## START
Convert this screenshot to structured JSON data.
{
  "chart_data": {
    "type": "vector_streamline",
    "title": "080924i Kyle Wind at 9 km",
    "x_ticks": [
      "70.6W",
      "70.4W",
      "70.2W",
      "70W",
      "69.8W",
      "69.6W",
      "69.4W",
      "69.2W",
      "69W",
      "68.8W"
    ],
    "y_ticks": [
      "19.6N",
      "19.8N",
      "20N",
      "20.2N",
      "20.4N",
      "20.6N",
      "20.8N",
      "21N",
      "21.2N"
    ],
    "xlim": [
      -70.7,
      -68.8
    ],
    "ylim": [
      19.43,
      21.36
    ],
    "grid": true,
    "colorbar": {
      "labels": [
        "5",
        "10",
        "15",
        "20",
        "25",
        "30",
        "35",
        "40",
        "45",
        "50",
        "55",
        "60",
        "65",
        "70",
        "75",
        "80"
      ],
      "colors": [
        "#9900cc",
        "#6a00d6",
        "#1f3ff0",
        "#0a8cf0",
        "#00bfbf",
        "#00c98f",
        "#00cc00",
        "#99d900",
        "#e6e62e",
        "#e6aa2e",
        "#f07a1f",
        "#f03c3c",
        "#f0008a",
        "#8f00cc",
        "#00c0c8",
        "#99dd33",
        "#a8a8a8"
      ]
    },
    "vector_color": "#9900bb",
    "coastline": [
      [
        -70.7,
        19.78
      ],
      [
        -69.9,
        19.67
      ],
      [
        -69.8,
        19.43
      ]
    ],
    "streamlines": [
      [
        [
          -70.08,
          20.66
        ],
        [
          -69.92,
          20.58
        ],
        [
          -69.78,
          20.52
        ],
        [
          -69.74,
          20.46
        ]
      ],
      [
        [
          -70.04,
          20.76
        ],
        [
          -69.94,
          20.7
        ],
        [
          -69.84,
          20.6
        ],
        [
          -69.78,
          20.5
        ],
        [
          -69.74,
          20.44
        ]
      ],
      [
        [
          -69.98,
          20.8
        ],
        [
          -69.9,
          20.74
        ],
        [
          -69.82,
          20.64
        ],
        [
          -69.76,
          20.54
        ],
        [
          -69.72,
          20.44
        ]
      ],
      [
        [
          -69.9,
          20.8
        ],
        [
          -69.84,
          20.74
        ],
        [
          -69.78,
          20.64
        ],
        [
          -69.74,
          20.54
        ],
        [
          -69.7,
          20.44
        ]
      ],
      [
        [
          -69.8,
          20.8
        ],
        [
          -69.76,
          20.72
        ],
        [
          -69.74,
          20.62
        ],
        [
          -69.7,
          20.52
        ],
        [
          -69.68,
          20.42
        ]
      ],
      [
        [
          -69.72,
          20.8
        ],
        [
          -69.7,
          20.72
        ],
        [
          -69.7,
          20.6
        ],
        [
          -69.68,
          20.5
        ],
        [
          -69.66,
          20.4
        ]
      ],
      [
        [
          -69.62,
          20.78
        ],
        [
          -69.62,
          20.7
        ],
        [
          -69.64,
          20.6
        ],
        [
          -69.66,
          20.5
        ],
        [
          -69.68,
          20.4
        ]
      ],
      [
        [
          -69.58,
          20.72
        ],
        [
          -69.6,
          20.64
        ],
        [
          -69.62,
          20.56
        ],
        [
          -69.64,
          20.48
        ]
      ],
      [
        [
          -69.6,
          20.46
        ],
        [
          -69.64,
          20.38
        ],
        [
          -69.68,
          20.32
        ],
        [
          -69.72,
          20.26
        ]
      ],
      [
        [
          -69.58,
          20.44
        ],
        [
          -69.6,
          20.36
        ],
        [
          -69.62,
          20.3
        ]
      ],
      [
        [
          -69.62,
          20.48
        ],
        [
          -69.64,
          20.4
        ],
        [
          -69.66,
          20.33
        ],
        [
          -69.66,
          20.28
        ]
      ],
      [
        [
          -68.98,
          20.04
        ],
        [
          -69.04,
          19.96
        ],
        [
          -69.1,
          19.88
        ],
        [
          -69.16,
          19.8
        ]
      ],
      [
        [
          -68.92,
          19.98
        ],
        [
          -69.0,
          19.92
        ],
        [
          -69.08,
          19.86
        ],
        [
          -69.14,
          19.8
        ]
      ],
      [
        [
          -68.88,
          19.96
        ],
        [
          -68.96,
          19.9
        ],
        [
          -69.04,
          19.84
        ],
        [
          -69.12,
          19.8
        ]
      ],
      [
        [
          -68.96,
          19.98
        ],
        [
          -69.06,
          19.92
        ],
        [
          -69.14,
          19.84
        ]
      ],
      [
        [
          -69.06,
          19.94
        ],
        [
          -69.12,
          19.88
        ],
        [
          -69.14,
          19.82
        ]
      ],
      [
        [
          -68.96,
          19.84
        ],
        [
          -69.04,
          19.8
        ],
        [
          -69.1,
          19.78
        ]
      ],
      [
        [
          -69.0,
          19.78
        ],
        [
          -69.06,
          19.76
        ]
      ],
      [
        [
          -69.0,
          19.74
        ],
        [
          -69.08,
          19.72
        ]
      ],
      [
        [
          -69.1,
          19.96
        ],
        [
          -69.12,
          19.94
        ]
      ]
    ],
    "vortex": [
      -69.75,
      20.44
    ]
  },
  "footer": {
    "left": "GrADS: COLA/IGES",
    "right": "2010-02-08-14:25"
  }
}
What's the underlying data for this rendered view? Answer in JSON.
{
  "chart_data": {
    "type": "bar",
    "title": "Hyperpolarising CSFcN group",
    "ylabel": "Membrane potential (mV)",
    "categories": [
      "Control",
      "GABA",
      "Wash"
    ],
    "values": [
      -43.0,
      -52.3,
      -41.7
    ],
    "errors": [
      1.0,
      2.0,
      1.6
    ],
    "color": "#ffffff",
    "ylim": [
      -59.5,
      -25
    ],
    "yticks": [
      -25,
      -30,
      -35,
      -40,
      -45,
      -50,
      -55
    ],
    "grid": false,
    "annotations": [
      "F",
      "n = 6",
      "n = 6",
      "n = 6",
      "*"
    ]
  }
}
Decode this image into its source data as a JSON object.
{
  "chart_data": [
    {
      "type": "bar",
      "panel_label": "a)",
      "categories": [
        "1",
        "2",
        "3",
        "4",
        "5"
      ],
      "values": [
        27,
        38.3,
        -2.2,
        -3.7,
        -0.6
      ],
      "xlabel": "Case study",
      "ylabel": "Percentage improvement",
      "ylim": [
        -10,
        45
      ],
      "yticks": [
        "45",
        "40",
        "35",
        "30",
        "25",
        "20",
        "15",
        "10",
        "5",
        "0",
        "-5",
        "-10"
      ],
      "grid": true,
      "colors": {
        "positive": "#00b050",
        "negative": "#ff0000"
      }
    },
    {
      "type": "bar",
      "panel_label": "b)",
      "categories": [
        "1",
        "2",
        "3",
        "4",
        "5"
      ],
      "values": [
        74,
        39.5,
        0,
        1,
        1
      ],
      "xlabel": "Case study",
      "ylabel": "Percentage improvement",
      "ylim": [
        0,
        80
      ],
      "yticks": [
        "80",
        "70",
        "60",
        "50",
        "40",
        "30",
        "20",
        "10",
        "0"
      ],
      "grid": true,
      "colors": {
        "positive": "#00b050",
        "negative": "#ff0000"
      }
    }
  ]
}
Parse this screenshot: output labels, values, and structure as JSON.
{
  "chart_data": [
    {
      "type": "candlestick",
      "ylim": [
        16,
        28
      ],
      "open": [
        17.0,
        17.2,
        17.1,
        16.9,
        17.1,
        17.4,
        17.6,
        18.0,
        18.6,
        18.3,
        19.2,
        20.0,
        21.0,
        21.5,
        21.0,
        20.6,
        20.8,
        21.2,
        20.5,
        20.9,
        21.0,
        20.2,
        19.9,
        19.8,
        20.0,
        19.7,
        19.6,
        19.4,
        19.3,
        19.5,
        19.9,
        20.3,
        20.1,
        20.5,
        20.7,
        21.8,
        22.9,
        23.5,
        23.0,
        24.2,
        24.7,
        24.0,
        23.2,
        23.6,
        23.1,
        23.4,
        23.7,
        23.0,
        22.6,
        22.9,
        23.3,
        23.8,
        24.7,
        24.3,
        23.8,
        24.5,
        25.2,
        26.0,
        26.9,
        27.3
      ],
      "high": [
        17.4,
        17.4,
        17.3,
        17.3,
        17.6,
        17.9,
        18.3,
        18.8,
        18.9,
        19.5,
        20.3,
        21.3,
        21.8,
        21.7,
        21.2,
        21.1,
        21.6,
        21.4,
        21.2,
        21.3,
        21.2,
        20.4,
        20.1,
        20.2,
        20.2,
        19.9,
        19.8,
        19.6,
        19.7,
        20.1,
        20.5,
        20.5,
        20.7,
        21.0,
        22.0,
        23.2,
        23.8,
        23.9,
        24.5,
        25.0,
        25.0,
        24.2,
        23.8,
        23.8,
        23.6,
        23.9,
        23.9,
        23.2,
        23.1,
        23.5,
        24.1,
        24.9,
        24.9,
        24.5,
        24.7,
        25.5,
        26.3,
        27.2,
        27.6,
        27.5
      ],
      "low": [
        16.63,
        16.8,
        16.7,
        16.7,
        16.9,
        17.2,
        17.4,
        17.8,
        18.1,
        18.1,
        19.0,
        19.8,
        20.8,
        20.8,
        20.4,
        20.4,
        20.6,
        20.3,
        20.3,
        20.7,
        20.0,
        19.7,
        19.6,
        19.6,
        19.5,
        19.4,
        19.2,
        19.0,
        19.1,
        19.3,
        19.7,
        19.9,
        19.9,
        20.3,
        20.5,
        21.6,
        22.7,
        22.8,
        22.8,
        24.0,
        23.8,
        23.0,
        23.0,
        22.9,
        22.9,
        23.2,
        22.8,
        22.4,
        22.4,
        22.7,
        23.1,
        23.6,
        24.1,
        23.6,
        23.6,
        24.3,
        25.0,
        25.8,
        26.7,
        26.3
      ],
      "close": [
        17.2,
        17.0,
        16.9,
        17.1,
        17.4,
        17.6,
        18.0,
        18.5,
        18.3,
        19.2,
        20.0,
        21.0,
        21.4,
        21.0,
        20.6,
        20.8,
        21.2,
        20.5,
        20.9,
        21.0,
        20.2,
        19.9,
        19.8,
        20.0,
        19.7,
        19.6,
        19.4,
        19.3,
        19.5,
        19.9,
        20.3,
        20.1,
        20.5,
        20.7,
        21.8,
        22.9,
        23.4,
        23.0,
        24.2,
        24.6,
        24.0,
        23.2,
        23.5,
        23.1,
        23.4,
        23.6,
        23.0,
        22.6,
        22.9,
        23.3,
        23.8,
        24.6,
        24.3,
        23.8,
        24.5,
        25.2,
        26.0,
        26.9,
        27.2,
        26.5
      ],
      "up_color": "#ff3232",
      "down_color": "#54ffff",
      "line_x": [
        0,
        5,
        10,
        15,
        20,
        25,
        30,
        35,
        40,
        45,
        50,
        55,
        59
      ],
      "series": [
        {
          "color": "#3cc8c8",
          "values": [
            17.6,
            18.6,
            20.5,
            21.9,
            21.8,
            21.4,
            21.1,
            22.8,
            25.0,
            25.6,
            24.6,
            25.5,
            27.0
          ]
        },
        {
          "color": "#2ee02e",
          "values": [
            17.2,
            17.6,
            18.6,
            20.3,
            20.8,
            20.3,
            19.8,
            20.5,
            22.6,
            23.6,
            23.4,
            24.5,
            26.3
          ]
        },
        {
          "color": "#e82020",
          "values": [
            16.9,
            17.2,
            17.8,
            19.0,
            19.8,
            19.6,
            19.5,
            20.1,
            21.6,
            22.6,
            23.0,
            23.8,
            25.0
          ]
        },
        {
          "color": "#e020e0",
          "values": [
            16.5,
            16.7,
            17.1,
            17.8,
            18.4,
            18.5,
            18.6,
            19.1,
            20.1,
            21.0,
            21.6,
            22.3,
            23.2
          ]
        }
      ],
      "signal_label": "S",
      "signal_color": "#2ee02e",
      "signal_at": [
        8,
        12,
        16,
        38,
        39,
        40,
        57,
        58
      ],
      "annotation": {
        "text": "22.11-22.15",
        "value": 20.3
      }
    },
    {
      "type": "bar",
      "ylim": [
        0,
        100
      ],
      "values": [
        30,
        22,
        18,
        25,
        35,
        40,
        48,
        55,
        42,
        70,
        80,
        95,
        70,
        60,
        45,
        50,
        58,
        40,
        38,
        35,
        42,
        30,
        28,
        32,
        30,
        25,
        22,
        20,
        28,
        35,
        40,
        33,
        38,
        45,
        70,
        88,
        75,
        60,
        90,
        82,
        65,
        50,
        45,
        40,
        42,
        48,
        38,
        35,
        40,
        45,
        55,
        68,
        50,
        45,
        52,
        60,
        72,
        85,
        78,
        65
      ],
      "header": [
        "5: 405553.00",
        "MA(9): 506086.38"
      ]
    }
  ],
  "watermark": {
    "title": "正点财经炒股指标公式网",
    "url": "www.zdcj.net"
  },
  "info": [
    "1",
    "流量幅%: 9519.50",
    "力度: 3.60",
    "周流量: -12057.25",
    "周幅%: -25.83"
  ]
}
## END
Using the records above, find and show each line with the string "screenshot".

Convert this screenshot to structured JSON data.
Parse this screenshot: output labels, values, and structure as JSON.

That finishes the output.